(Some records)
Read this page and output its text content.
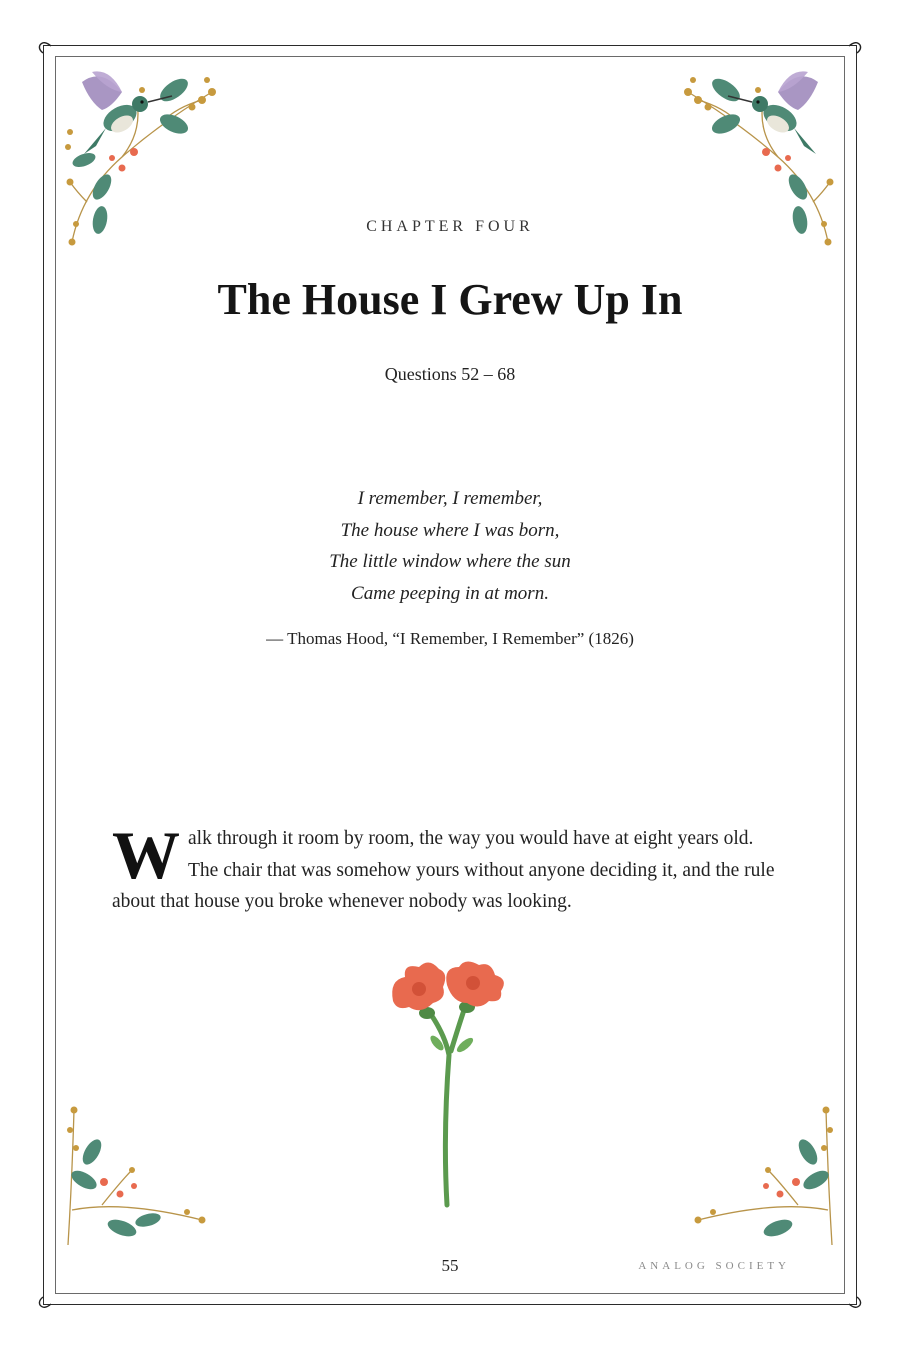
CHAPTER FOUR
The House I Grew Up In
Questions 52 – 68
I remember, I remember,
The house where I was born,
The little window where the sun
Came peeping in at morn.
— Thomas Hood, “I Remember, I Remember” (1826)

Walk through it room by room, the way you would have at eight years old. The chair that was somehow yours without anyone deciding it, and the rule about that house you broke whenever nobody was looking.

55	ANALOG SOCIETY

# PROBLEM TO SOLVE:
In the copy, include no pictures; restate the listing above exactly.

# OUTPUT FOR THIS EXERCISE:
Read this page and output its text content.
CHAPTER FOUR
The House I Grew Up In
Questions 52 – 68
I remember, I remember,
The house where I was born,
The little window where the sun
Came peeping in at morn.
— Thomas Hood, “I Remember, I Remember” (1826)

Walk through it room by room, the way you would have at eight years old. The chair that was somehow yours without anyone deciding it, and the rule about that house you broke whenever nobody was looking.

55	ANALOG SOCIETY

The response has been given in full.